── Supplied material

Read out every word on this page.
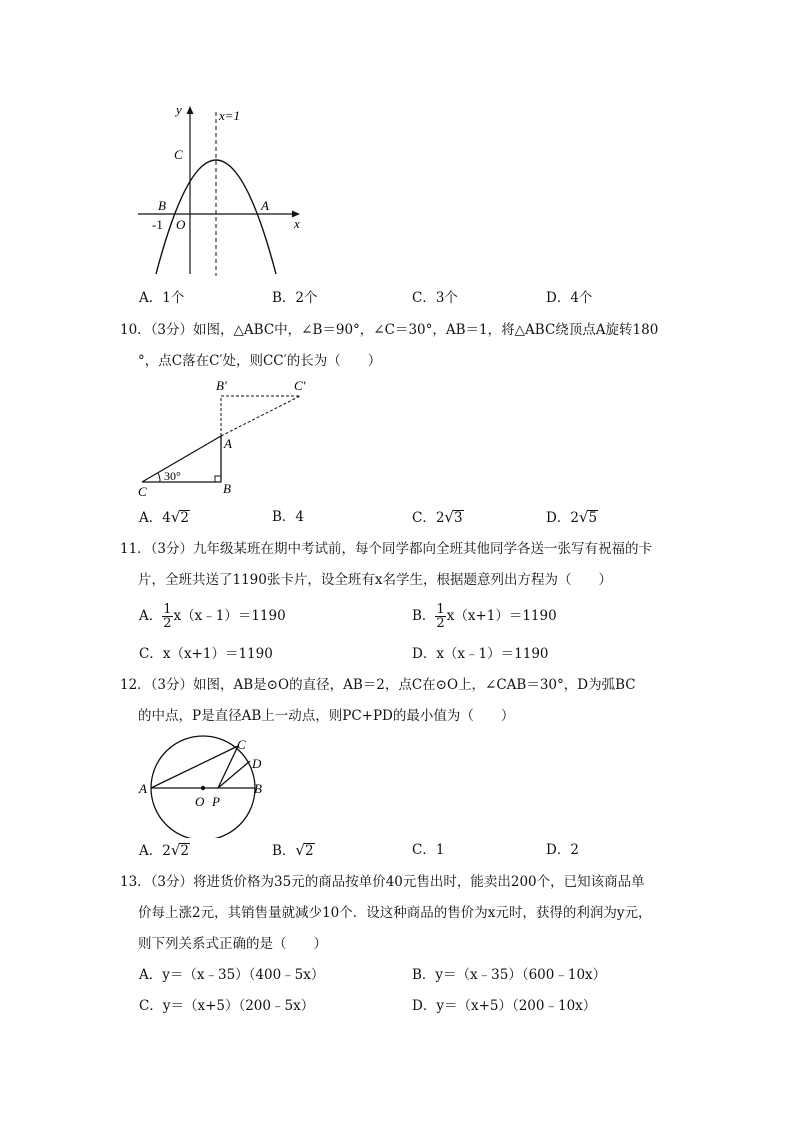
y	x=1
C
B	A
-1 O	x
A．1个	B．2个	C．3个	D．4个
10．（3分）如图，△ABC中，∠B＝90°，∠C＝30°，AB＝1，将△ABC绕顶点A旋转180
°，点C落在C′处，则CC′的长为（　　）
B′	C′
A
C	B
30°
A．4√2	B．4	C．2√3	D．2√5
11．（3分）九年级某班在期中考试前，每个同学都向全班其他同学各送一张写有祝福的卡
片，全班共送了1190张卡片，设全班有x名学生，根据题意列出方程为（　　）
A． $\frac{1}{2}$ x（x﹣1）＝1190	B． $\frac{1}{2} x(x+1)=1190$
C．x（x+1）＝1190	D．x（x﹣1）＝1190
12．（3分）如图，AB是⊙O的直径，AB＝2，点C在⊙O上，∠CAB＝30°，D为弧BC
的中点，P是直径AB上一动点，则PC+PD的最小值为（　　）
A	B
C
D
O P
A．2√2	B．√2	C．1	D．2
13．（3分）将进货价格为35元的商品按单价40元售出时，能卖出200个，已知该商品单
价每上涨2元，其销售量就减少10个．设这种商品的售价为x元时，获得的利润为y元，
则下列关系式正确的是（　　）
A．y＝（x﹣35）（400﹣5x）	B．y＝（x﹣35）（600﹣10x）
C．y＝（x+5）（200﹣5x）	D．y＝（x+5）（200﹣10x）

────

» What to produce:
Every line above should be returned exactly; the pictures stay out.

» Complete response:
Read out every word on this page.
y	x=1
C
B	A
-1 O	x
A．1个	B．2个	C．3个	D．4个
10．（3分）如图，△ABC中，∠B＝90°，∠C＝30°，AB＝1，将△ABC绕顶点A旋转180
°，点C落在C′处，则CC′的长为（　　）
B′	C′
A
C	B
30°
A．4√2	B．4	C．2√3	D．2√5
11．（3分）九年级某班在期中考试前，每个同学都向全班其他同学各送一张写有祝福的卡
片，全班共送了1190张卡片，设全班有x名学生，根据题意列出方程为（　　）
A． $\frac{1}{2}$ x（x﹣1）＝1190	B． $\frac{1}{2} x(x+1)=1190$
C．x（x+1）＝1190	D．x（x﹣1）＝1190
12．（3分）如图，AB是⊙O的直径，AB＝2，点C在⊙O上，∠CAB＝30°，D为弧BC
的中点，P是直径AB上一动点，则PC+PD的最小值为（　　）
A	B
C
D
O P
A．2√2	B．√2	C．1	D．2
13．（3分）将进货价格为35元的商品按单价40元售出时，能卖出200个，已知该商品单
价每上涨2元，其销售量就减少10个．设这种商品的售价为x元时，获得的利润为y元，
则下列关系式正确的是（　　）
A．y＝（x﹣35）（400﹣5x）	B．y＝（x﹣35）（600﹣10x）
C．y＝（x+5）（200﹣5x）	D．y＝（x+5）（200﹣10x）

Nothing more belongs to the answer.